Aim of the exercise
Transcribe, word for word, the line containing "Type out the text in this image." and each line following it through the end of the listing below. Omit all other lines.

Data entries
╔══
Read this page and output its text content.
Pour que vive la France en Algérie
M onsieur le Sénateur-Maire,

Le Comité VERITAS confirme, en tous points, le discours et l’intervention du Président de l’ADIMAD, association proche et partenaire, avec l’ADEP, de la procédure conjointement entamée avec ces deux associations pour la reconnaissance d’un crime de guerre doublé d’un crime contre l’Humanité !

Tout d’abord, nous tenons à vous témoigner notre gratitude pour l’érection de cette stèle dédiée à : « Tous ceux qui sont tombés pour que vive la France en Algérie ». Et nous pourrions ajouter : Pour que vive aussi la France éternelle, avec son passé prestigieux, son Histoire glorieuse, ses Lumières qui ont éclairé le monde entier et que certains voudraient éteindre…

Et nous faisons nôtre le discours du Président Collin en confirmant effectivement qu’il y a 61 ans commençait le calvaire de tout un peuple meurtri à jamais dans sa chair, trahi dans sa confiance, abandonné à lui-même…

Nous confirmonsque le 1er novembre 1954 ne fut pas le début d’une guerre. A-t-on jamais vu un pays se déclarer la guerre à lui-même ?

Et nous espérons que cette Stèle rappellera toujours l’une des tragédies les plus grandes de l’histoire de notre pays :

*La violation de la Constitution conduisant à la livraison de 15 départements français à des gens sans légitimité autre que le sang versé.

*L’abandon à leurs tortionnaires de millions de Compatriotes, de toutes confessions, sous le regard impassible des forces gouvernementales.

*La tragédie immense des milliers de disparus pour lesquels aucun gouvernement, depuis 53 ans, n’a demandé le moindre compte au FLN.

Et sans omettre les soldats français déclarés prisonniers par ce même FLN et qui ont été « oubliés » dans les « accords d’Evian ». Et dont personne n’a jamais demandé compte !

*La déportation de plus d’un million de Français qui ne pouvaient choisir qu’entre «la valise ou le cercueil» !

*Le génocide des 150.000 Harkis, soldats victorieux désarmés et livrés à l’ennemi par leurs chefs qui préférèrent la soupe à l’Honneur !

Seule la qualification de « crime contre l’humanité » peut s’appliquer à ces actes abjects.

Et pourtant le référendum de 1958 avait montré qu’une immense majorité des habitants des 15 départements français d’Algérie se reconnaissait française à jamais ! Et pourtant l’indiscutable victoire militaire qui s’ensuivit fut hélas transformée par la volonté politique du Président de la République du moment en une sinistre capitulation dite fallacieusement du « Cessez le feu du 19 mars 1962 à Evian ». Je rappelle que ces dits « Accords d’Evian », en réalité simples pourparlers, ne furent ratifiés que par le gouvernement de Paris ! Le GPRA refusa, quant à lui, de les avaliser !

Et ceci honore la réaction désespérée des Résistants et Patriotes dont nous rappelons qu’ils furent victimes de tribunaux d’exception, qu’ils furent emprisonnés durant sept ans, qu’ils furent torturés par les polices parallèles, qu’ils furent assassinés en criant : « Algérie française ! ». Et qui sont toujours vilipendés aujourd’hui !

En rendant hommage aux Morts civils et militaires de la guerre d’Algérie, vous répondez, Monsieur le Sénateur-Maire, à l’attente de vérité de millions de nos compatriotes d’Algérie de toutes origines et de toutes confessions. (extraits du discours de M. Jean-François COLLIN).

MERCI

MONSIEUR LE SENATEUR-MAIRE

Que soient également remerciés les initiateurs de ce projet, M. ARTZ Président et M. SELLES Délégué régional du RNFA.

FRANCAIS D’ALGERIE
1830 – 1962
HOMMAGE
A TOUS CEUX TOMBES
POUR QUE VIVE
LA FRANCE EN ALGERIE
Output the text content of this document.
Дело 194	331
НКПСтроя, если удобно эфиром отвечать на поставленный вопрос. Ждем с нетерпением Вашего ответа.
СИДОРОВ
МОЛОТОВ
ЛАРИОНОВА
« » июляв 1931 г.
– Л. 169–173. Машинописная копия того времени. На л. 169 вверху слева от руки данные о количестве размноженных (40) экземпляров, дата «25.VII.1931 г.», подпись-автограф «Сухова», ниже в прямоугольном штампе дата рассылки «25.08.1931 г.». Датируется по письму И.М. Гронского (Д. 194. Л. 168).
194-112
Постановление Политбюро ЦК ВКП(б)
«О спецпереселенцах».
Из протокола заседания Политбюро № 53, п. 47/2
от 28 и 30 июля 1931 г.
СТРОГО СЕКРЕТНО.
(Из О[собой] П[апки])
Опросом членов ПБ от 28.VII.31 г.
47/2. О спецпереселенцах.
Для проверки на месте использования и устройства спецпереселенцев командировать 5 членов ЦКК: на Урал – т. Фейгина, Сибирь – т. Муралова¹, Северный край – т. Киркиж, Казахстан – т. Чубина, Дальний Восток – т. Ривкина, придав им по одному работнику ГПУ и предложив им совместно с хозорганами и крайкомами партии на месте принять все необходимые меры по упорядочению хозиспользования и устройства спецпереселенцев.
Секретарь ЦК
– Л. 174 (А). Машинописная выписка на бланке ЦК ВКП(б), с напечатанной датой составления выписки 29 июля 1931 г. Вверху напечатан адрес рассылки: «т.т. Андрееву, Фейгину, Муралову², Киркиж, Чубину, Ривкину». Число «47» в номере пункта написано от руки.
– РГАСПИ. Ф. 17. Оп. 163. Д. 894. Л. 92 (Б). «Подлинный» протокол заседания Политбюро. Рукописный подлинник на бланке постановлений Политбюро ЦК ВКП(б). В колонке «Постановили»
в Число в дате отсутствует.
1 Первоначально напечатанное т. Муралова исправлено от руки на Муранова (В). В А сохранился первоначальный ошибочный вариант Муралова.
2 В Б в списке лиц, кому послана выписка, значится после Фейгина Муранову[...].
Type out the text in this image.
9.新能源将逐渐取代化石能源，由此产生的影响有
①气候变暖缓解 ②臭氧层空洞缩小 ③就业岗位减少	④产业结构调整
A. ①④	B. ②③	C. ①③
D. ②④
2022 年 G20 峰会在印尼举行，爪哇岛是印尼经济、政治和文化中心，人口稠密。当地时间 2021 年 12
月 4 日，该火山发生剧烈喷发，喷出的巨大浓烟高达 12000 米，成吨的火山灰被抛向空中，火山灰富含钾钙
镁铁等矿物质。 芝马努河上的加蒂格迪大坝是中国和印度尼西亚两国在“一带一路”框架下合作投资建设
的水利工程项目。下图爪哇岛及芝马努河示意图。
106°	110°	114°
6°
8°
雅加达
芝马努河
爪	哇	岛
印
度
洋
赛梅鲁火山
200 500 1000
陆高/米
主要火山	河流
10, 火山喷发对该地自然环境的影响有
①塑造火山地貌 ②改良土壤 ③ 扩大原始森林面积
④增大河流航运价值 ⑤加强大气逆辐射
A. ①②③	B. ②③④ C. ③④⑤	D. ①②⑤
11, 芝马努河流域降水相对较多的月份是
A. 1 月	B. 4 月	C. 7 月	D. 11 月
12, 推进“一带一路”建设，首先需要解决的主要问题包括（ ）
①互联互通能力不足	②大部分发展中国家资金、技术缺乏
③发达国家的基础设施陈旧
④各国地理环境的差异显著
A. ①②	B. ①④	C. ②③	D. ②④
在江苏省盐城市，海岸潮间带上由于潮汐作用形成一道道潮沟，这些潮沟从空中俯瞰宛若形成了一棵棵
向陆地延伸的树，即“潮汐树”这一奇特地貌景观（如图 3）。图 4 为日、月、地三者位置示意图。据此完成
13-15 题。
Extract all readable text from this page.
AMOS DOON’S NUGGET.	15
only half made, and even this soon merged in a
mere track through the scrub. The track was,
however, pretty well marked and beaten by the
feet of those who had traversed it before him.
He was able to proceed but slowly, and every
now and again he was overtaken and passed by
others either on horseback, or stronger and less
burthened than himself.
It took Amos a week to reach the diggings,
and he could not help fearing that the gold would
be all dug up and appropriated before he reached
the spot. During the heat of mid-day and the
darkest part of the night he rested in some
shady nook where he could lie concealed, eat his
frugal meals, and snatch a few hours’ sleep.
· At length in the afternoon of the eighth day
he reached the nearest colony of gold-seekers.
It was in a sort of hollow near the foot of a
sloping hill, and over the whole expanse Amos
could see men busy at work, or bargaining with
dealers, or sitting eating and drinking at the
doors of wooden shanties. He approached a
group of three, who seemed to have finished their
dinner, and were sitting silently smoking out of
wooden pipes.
╚══
Exercise response
Type out the text in this image.
9.新能源将逐渐取代化石能源，由此产生的影响有
①气候变暖缓解 ②臭氧层空洞缩小 ③就业岗位减少	④产业结构调整
A. ①④	B. ②③	C. ①③
D. ②④
2022 年 G20 峰会在印尼举行，爪哇岛是印尼经济、政治和文化中心，人口稠密。当地时间 2021 年 12
月 4 日，该火山发生剧烈喷发，喷出的巨大浓烟高达 12000 米，成吨的火山灰被抛向空中，火山灰富含钾钙
镁铁等矿物质。 芝马努河上的加蒂格迪大坝是中国和印度尼西亚两国在“一带一路”框架下合作投资建设
的水利工程项目。下图爪哇岛及芝马努河示意图。
106°	110°	114°
6°
8°
雅加达
芝马努河
爪	哇	岛
印
度
洋
赛梅鲁火山
200 500 1000
陆高/米
主要火山	河流
10, 火山喷发对该地自然环境的影响有
①塑造火山地貌 ②改良土壤 ③ 扩大原始森林面积
④增大河流航运价值 ⑤加强大气逆辐射
A. ①②③	B. ②③④ C. ③④⑤	D. ①②⑤
11, 芝马努河流域降水相对较多的月份是
A. 1 月	B. 4 月	C. 7 月	D. 11 月
12, 推进“一带一路”建设，首先需要解决的主要问题包括（ ）
①互联互通能力不足	②大部分发展中国家资金、技术缺乏
③发达国家的基础设施陈旧
④各国地理环境的差异显著
A. ①②	B. ①④	C. ②③	D. ②④
在江苏省盐城市，海岸潮间带上由于潮汐作用形成一道道潮沟，这些潮沟从空中俯瞰宛若形成了一棵棵
向陆地延伸的树，即“潮汐树”这一奇特地貌景观（如图 3）。图 4 为日、月、地三者位置示意图。据此完成
13-15 题。
Extract all readable text from this page.
AMOS DOON’S NUGGET.	15
only half made, and even this soon merged in a
mere track through the scrub. The track was,
however, pretty well marked and beaten by the
feet of those who had traversed it before him.
He was able to proceed but slowly, and every
now and again he was overtaken and passed by
others either on horseback, or stronger and less
burthened than himself.
It took Amos a week to reach the diggings,
and he could not help fearing that the gold would
be all dug up and appropriated before he reached
the spot. During the heat of mid-day and the
darkest part of the night he rested in some
shady nook where he could lie concealed, eat his
frugal meals, and snatch a few hours’ sleep.
· At length in the afternoon of the eighth day
he reached the nearest colony of gold-seekers.
It was in a sort of hollow near the foot of a
sloping hill, and over the whole expanse Amos
could see men busy at work, or bargaining with
dealers, or sitting eating and drinking at the
doors of wooden shanties. He approached a
group of three, who seemed to have finished their
dinner, and were sitting silently smoking out of
wooden pipes.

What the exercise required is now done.